EXERCISE:
Convert the records into a JSON list of strings, one string per line, starting at the first line and ending at the line that contains "sidebar-item-watch-later[interactable]: Watch Later". Include both of those lines and leave out any blank lines.

### ENTRIES SHOWN ###

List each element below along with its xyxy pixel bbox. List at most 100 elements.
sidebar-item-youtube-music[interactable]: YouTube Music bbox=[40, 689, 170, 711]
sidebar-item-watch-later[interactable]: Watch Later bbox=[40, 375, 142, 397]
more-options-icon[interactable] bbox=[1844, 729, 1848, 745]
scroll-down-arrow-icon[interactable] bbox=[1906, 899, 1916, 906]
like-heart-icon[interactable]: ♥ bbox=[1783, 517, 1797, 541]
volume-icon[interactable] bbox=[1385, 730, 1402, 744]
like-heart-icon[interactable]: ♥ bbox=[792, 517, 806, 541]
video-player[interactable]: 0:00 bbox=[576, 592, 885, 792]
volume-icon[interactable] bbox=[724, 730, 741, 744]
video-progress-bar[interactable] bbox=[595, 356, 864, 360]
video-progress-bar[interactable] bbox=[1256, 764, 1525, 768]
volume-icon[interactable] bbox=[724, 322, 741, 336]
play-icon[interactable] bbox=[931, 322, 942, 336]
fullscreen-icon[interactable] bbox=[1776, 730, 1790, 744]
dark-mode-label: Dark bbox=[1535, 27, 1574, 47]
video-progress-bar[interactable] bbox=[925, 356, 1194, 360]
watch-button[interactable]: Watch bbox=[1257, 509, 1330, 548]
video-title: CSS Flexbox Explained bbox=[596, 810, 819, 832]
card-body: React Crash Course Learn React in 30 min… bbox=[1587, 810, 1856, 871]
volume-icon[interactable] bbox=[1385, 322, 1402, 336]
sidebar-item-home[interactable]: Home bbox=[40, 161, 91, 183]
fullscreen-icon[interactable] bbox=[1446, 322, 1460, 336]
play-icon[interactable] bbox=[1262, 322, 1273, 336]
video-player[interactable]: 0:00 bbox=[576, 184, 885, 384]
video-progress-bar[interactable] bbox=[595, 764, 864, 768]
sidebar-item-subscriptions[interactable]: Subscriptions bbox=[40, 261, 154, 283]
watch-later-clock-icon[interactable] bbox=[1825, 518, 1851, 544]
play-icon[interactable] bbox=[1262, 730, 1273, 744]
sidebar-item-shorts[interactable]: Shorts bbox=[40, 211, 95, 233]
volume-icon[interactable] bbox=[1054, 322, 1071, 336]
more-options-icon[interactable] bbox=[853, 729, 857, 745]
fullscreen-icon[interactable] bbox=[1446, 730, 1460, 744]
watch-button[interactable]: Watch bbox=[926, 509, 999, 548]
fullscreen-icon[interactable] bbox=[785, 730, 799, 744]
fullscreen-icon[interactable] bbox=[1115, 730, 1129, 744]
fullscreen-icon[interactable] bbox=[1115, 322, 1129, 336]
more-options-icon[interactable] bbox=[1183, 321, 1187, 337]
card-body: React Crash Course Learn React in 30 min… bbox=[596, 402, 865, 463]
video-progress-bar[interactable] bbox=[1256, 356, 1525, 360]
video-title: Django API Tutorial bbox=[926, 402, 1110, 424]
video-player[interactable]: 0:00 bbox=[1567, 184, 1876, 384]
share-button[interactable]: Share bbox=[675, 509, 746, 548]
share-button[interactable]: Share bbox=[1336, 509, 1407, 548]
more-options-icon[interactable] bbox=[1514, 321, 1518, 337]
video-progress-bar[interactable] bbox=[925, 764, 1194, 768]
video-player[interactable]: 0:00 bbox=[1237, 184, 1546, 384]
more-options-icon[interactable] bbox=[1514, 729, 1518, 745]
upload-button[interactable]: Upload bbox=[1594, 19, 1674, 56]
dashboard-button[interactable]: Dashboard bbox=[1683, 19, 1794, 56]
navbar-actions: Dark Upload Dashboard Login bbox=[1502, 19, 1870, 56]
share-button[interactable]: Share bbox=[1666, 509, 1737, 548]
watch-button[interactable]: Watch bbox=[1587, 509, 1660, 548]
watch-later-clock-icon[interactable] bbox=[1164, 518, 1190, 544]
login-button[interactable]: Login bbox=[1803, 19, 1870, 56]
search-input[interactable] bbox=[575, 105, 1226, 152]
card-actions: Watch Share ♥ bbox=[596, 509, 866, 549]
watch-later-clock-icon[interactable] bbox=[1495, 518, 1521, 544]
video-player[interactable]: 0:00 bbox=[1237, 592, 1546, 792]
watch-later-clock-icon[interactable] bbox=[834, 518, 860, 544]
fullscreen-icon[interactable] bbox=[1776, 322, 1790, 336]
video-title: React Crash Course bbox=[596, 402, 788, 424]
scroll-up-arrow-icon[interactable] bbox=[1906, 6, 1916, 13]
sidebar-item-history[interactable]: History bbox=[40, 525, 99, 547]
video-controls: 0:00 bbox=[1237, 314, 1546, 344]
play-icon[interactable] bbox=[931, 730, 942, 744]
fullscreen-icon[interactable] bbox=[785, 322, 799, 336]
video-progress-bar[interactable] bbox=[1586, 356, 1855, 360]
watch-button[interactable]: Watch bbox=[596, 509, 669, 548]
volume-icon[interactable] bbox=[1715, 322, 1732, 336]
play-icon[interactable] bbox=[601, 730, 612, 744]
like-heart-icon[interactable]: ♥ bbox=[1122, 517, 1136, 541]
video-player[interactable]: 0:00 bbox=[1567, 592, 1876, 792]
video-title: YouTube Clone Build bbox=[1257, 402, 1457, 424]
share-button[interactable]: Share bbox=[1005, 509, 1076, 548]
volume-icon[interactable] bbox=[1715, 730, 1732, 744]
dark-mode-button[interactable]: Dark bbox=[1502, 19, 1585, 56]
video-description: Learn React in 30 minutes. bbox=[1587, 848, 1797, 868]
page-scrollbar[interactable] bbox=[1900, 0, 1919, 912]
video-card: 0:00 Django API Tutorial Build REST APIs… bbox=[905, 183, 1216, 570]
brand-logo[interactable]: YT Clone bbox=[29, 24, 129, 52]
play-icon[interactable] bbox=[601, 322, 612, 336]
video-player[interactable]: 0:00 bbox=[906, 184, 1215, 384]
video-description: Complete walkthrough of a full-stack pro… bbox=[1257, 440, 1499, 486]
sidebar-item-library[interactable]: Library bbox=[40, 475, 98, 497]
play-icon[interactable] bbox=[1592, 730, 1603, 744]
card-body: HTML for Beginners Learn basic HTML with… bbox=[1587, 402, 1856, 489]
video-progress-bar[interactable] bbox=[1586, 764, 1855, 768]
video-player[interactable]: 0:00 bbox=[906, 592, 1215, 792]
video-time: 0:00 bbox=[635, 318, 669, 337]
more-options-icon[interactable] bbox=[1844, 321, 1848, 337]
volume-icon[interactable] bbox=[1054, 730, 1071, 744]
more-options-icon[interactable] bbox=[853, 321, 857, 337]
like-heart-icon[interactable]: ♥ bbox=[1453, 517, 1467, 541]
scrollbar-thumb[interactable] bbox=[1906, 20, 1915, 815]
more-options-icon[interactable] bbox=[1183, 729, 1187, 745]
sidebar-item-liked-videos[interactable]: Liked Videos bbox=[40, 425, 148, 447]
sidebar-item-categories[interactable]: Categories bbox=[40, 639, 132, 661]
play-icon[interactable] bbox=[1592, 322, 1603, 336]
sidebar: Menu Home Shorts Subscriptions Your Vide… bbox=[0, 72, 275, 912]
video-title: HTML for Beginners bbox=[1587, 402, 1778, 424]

###

REPLY TO THE EXERCISE:
[
  "List each element below along with its xyxy pixel bbox. List at most 100 elements.",
  "sidebar-item-youtube-music[interactable]: YouTube Music bbox=[40, 689, 170, 711]",
  "sidebar-item-watch-later[interactable]: Watch Later bbox=[40, 375, 142, 397]"
]